§ Record set:
===============

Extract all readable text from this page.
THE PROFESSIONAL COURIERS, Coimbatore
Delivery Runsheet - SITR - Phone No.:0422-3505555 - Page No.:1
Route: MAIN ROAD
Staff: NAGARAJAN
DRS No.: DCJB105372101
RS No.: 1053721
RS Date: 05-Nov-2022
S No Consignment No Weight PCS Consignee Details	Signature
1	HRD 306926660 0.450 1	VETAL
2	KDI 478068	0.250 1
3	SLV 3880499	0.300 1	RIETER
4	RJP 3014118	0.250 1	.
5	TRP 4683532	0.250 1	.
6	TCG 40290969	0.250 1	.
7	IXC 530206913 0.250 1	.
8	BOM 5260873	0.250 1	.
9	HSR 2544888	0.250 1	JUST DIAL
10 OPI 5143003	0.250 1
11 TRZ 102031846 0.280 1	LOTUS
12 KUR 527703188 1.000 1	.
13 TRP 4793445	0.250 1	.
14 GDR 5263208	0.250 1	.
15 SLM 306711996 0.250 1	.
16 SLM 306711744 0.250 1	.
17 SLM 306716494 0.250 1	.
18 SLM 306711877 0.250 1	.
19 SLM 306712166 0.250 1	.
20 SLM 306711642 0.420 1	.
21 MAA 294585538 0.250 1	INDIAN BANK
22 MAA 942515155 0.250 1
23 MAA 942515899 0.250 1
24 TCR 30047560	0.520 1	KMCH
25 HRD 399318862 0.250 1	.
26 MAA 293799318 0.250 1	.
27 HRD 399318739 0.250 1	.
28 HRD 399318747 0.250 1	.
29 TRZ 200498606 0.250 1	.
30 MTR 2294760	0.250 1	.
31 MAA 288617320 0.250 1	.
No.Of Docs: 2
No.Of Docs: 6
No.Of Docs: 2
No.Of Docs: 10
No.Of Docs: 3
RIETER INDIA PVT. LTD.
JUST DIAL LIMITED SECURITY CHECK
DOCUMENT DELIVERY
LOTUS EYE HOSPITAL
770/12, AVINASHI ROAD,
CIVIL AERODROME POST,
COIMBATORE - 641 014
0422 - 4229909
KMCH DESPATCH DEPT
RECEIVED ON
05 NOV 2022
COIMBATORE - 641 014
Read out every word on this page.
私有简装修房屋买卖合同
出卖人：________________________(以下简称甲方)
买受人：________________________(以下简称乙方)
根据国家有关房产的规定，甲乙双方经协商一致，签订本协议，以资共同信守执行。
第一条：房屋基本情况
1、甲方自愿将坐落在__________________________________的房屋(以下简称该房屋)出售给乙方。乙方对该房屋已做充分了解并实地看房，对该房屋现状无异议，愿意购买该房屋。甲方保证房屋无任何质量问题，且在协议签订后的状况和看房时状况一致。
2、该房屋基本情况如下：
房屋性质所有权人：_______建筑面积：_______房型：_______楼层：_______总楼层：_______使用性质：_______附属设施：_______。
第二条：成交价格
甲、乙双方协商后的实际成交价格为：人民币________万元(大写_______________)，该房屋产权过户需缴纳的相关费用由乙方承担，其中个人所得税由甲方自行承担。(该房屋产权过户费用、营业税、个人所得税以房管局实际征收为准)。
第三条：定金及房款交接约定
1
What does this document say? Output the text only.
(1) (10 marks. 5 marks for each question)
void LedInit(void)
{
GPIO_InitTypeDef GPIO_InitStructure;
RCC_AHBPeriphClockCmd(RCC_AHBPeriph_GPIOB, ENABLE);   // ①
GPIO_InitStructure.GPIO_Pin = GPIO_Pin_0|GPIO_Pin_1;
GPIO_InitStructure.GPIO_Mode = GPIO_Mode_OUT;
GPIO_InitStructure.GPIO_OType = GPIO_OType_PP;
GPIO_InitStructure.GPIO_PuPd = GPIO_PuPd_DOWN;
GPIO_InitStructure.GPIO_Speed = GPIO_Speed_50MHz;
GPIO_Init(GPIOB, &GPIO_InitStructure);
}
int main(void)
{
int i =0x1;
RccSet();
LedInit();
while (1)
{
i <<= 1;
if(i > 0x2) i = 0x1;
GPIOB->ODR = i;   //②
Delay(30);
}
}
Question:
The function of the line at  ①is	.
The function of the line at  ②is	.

===============

§ The problem:
Return every line above in which the string "ROAD" occurs.

§ Answer to the exercise:
Route: MAIN ROAD
770/12, AVINASHI ROAD,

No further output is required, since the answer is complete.